*DATASET RECORDS*:

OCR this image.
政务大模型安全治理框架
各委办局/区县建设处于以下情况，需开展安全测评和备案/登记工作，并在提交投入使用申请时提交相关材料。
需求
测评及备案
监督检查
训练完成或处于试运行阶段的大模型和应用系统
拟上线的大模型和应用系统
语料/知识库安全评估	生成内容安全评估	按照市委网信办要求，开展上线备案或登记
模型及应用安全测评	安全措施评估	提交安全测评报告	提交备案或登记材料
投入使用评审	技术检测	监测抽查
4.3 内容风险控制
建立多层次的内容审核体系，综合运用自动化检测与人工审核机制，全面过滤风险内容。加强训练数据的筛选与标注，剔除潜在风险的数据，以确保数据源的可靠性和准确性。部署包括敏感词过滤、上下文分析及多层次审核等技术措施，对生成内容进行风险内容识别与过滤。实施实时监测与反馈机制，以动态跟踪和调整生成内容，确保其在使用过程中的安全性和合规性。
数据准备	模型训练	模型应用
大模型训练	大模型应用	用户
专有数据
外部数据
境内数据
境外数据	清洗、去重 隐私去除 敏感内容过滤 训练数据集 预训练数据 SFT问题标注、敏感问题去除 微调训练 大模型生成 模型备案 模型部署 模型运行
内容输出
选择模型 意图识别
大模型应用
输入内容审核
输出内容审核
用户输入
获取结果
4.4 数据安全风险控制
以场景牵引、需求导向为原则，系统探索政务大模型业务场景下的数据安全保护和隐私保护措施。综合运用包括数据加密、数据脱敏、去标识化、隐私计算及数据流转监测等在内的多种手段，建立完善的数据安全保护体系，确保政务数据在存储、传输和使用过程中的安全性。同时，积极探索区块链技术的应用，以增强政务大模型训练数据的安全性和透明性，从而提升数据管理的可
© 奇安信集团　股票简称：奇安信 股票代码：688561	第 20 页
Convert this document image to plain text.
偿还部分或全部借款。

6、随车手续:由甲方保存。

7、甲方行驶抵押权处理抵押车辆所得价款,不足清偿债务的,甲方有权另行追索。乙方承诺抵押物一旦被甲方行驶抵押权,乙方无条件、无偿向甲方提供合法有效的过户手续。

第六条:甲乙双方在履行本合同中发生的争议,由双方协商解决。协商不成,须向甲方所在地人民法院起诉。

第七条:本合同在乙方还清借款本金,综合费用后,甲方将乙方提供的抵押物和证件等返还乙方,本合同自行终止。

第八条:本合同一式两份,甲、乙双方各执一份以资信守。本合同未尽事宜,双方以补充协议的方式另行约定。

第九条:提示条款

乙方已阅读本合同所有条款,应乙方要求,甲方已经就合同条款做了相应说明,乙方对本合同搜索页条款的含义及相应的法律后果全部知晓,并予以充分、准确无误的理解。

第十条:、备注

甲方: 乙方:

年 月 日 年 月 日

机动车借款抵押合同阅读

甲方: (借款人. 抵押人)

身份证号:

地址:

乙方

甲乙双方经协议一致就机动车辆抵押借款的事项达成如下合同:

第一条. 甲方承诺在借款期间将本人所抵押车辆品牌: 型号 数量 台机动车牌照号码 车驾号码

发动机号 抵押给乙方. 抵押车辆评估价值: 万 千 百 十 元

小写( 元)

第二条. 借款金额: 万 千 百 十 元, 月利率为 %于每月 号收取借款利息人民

*WHAT TO WORK ON*: Reproduce the records in full, exactly as written.

*TASK ANSWER*:
OCR this image.
政务大模型安全治理框架
各委办局/区县建设处于以下情况，需开展安全测评和备案/登记工作，并在提交投入使用申请时提交相关材料。
需求
测评及备案
监督检查
训练完成或处于试运行阶段的大模型和应用系统
拟上线的大模型和应用系统
语料/知识库安全评估	生成内容安全评估	按照市委网信办要求，开展上线备案或登记
模型及应用安全测评	安全措施评估	提交安全测评报告	提交备案或登记材料
投入使用评审	技术检测	监测抽查
4.3 内容风险控制
建立多层次的内容审核体系，综合运用自动化检测与人工审核机制，全面过滤风险内容。加强训练数据的筛选与标注，剔除潜在风险的数据，以确保数据源的可靠性和准确性。部署包括敏感词过滤、上下文分析及多层次审核等技术措施，对生成内容进行风险内容识别与过滤。实施实时监测与反馈机制，以动态跟踪和调整生成内容，确保其在使用过程中的安全性和合规性。
数据准备	模型训练	模型应用
大模型训练	大模型应用	用户
专有数据
外部数据
境内数据
境外数据	清洗、去重 隐私去除 敏感内容过滤 训练数据集 预训练数据 SFT问题标注、敏感问题去除 微调训练 大模型生成 模型备案 模型部署 模型运行
内容输出
选择模型 意图识别
大模型应用
输入内容审核
输出内容审核
用户输入
获取结果
4.4 数据安全风险控制
以场景牵引、需求导向为原则，系统探索政务大模型业务场景下的数据安全保护和隐私保护措施。综合运用包括数据加密、数据脱敏、去标识化、隐私计算及数据流转监测等在内的多种手段，建立完善的数据安全保护体系，确保政务数据在存储、传输和使用过程中的安全性。同时，积极探索区块链技术的应用，以增强政务大模型训练数据的安全性和透明性，从而提升数据管理的可
© 奇安信集团　股票简称：奇安信 股票代码：688561	第 20 页
Convert this document image to plain text.
偿还部分或全部借款。

6、随车手续:由甲方保存。

7、甲方行驶抵押权处理抵押车辆所得价款,不足清偿债务的,甲方有权另行追索。乙方承诺抵押物一旦被甲方行驶抵押权,乙方无条件、无偿向甲方提供合法有效的过户手续。

第六条:甲乙双方在履行本合同中发生的争议,由双方协商解决。协商不成,须向甲方所在地人民法院起诉。

第七条:本合同在乙方还清借款本金,综合费用后,甲方将乙方提供的抵押物和证件等返还乙方,本合同自行终止。

第八条:本合同一式两份,甲、乙双方各执一份以资信守。本合同未尽事宜,双方以补充协议的方式另行约定。

第九条:提示条款

乙方已阅读本合同所有条款,应乙方要求,甲方已经就合同条款做了相应说明,乙方对本合同搜索页条款的含义及相应的法律后果全部知晓,并予以充分、准确无误的理解。

第十条:、备注

甲方: 乙方:

年 月 日 年 月 日

机动车借款抵押合同阅读

甲方: (借款人. 抵押人)

身份证号:

地址:

乙方

甲乙双方经协议一致就机动车辆抵押借款的事项达成如下合同:

第一条. 甲方承诺在借款期间将本人所抵押车辆品牌: 型号 数量 台机动车牌照号码 车驾号码

发动机号 抵押给乙方. 抵押车辆评估价值: 万 千 百 十 元

小写( 元)

第二条. 借款金额: 万 千 百 十 元, 月利率为 %于每月 号收取借款利息人民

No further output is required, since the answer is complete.